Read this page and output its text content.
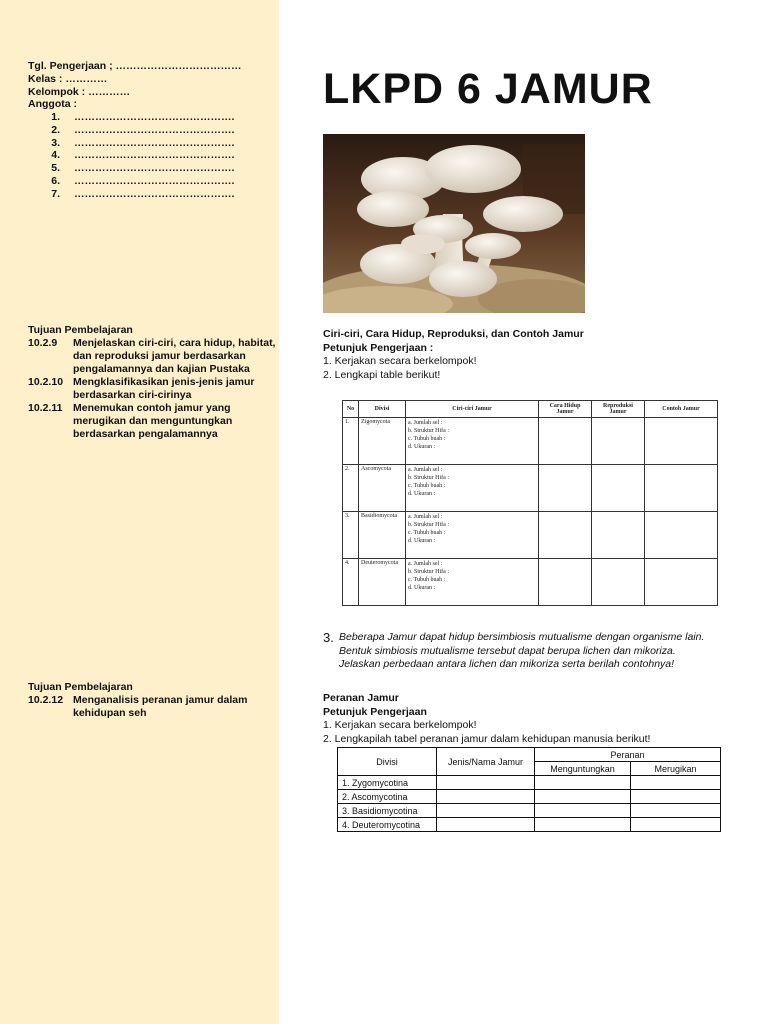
Tgl. Pengerjaan ; ………………………………
Kelas : …………
Kelompok : …………
Anggota :
1.	……………………………………….
2.	……………………………………….
3.	……………………………………….
4.	……………………………………….
5.	……………………………………….
6.	……………………………………….
7.	……………………………………….
Tujuan Pembelajaran
10.2.9	Menjelaskan ciri-ciri, cara hidup, habitat, dan reproduksi jamur berdasarkan pengalamannya dan kajian Pustaka
10.2.10 Mengklasifikasikan jenis-jenis jamur berdasarkan ciri-cirinya
10.2.11	Menemukan contoh jamur yang merugikan dan menguntungkan berdasarkan pengalamannya
Tujuan Pembelajaran
10.2.12 Menganalisis peranan jamur dalam kehidupan seh
LKPD 6 JAMUR
Ciri-ciri, Cara Hidup, Reproduksi, dan Contoh Jamur
Petunjuk Pengerjaan :
1. Kerjakan secara berkelompok!
2. Lengkapi table berikut!
No	Divisi	Ciri-ciri Jamur	Cara Hidup Jamur	Reproduksi Jamur	Contoh Jamur
1.	Zigomycota	a. Jumlah sel :
b. Struktur Hifa :
c. Tubuh buah :
d. Ukuran :			

2.	Ascomycota	a. Jumlah sel :
b. Struktur Hifa :
c. Tubuh buah :
d. Ukuran :			

3.	Basidiomycota	a. Jumlah sel :
b. Struktur Hifa :
c. Tubuh buah :
d. Ukuran :			

4.	Deuteromycota	a. Jumlah sel :
b. Struktur Hifa :
c. Tubuh buah :
d. Ukuran :			

3. Beberapa Jamur dapat hidup bersimbiosis mutualisme dengan organisme lain.
Bentuk simbiosis mutualisme tersebut dapat berupa lichen dan mikoriza.
Jelaskan perbedaan antara lichen dan mikoriza serta berilah contohnya!
Peranan Jamur
Petunjuk Pengerjaan
1. Kerjakan secara berkelompok!
2. Lengkapilah tabel peranan jamur dalam kehidupan manusia berikut!
Divisi	Jenis/Nama Jamur	Peranan	
		Menguntungkan	Merugikan
1. Zygomycotina			
2. Ascomycotina			
3. Basidiomycotina			
4. Deuteromycotina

- [GOAL]: Reproduce all entries without any change, and omit the pictures.

- [FULL SOLUTION]:
Read this page and output its text content.
Tgl. Pengerjaan ; ………………………………
Kelas : …………
Kelompok : …………
Anggota :
1.	……………………………………….
2.	……………………………………….
3.	……………………………………….
4.	……………………………………….
5.	……………………………………….
6.	……………………………………….
7.	……………………………………….
Tujuan Pembelajaran
10.2.9	Menjelaskan ciri-ciri, cara hidup, habitat, dan reproduksi jamur berdasarkan pengalamannya dan kajian Pustaka
10.2.10 Mengklasifikasikan jenis-jenis jamur berdasarkan ciri-cirinya
10.2.11	Menemukan contoh jamur yang merugikan dan menguntungkan berdasarkan pengalamannya
Tujuan Pembelajaran
10.2.12 Menganalisis peranan jamur dalam kehidupan seh
LKPD 6 JAMUR
Ciri-ciri, Cara Hidup, Reproduksi, dan Contoh Jamur
Petunjuk Pengerjaan :
1. Kerjakan secara berkelompok!
2. Lengkapi table berikut!
No	Divisi	Ciri-ciri Jamur	Cara Hidup Jamur	Reproduksi Jamur	Contoh Jamur
1.	Zigomycota	a. Jumlah sel :
b. Struktur Hifa :
c. Tubuh buah :
d. Ukuran :			

2.	Ascomycota	a. Jumlah sel :
b. Struktur Hifa :
c. Tubuh buah :
d. Ukuran :			

3.	Basidiomycota	a. Jumlah sel :
b. Struktur Hifa :
c. Tubuh buah :
d. Ukuran :			

4.	Deuteromycota	a. Jumlah sel :
b. Struktur Hifa :
c. Tubuh buah :
d. Ukuran :			

3. Beberapa Jamur dapat hidup bersimbiosis mutualisme dengan organisme lain.
Bentuk simbiosis mutualisme tersebut dapat berupa lichen dan mikoriza.
Jelaskan perbedaan antara lichen dan mikoriza serta berilah contohnya!
Peranan Jamur
Petunjuk Pengerjaan
1. Kerjakan secara berkelompok!
2. Lengkapilah tabel peranan jamur dalam kehidupan manusia berikut!
Divisi	Jenis/Nama Jamur	Peranan	
		Menguntungkan	Merugikan
1. Zygomycotina			
2. Ascomycotina			
3. Basidiomycotina			
4. Deuteromycotina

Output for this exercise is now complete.